The problem. Transcribe each entry below exactly. Pictures do not go in the copy.

Input records.
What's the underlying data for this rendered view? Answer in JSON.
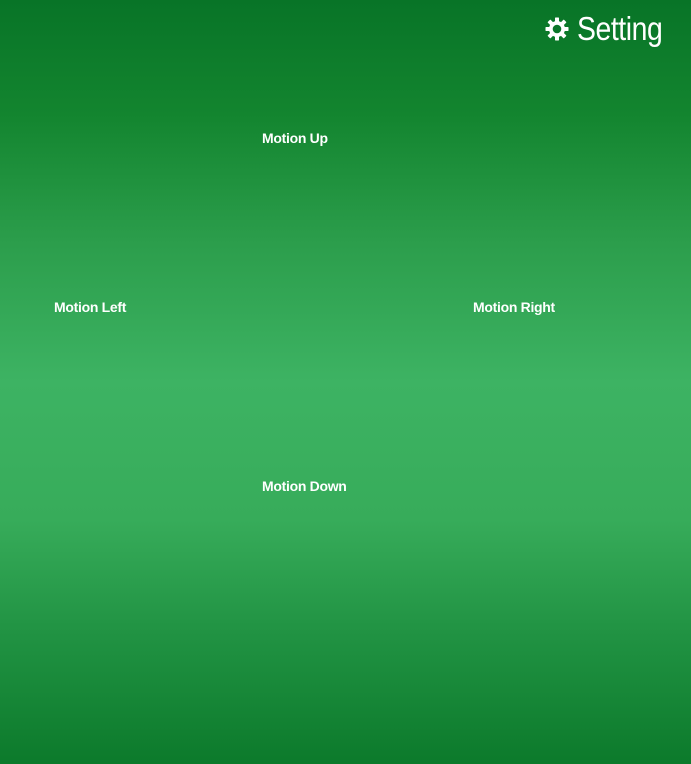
{
  "header": {
    "setting_label": "Setting",
    "setting_icon": "gear-icon"
  },
  "motion": {
    "up_label": "Motion Up",
    "left_label": "Motion Left",
    "right_label": "Motion Right",
    "down_label": "Motion Down"
  },
  "theme": {
    "background_dark": "#087427",
    "background_light": "#3db363",
    "text_color": "#ffffff"
  }
}
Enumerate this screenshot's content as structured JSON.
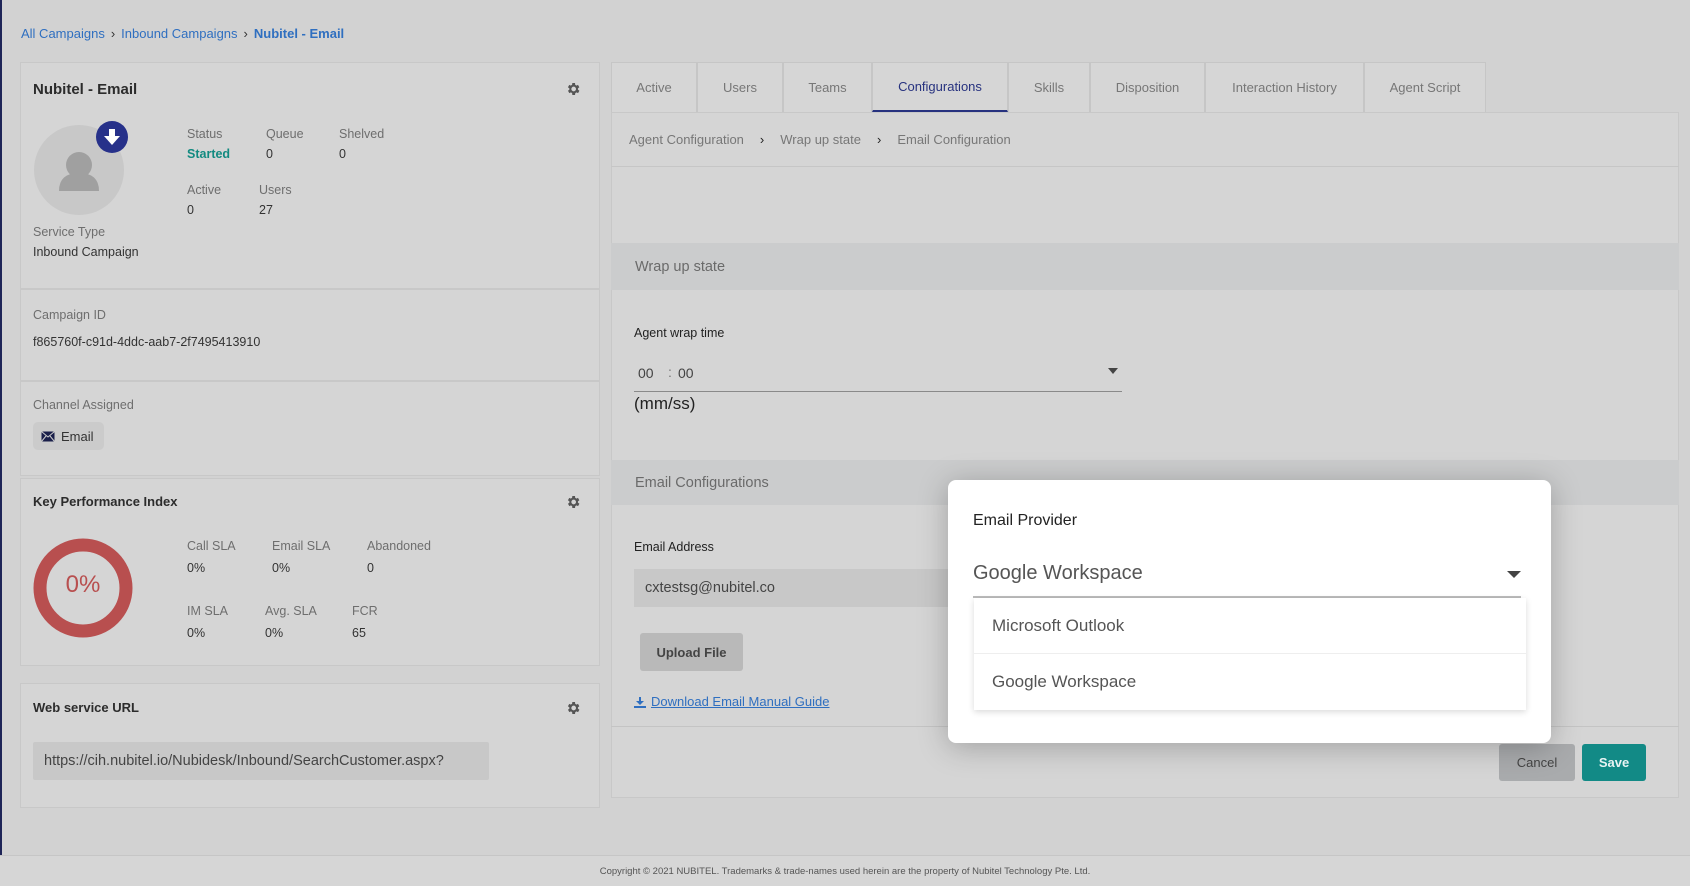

Written response.
What's the underlying data for this rendered view? Answer in JSON.
{
  "header": {
    "setting_label": "Setting",
    "setting_icon": "gear-icon"
  },
  "motion": {
    "up_label": "Motion Up",
    "left_label": "Motion Left",
    "right_label": "Motion Right",
    "down_label": "Motion Down"
  },
  "theme": {
    "background_dark": "#087427",
    "background_light": "#3db363",
    "text_color": "#ffffff"
  }
}
Enumerate this screenshot's content as structured JSON.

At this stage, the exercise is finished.